→ **What the task asks**: All of the entries must be reproduced exactly, with no images carried over.

→ **Exercise material**:
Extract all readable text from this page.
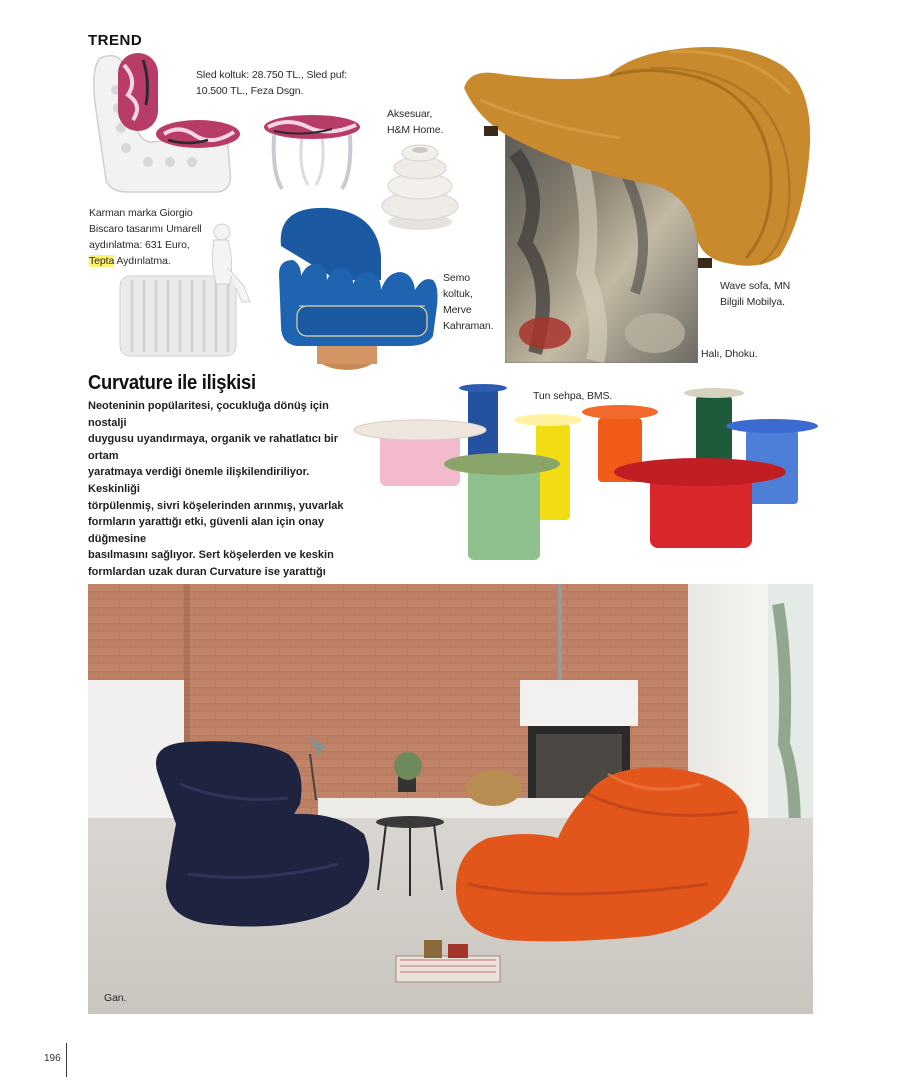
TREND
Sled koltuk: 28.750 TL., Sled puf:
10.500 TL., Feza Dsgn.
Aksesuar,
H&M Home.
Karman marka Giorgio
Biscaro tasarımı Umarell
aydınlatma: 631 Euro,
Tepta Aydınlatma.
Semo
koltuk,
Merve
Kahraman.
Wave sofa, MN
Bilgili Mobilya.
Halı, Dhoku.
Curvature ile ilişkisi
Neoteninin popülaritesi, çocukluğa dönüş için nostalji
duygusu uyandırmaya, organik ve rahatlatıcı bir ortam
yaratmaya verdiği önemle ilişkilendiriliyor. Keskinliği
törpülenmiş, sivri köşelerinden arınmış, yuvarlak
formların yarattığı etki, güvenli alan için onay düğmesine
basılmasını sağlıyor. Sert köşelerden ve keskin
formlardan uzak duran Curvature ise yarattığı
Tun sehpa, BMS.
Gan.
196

→ **Output of the exercise**:
Extract all readable text from this page.
TREND
Sled koltuk: 28.750 TL., Sled puf:
10.500 TL., Feza Dsgn.
Aksesuar,
H&M Home.
Karman marka Giorgio
Biscaro tasarımı Umarell
aydınlatma: 631 Euro,
Tepta Aydınlatma.
Semo
koltuk,
Merve
Kahraman.
Wave sofa, MN
Bilgili Mobilya.
Halı, Dhoku.
Curvature ile ilişkisi
Neoteninin popülaritesi, çocukluğa dönüş için nostalji
duygusu uyandırmaya, organik ve rahatlatıcı bir ortam
yaratmaya verdiği önemle ilişkilendiriliyor. Keskinliği
törpülenmiş, sivri köşelerinden arınmış, yuvarlak
formların yarattığı etki, güvenli alan için onay düğmesine
basılmasını sağlıyor. Sert köşelerden ve keskin
formlardan uzak duran Curvature ise yarattığı
Tun sehpa, BMS.
Gan.
196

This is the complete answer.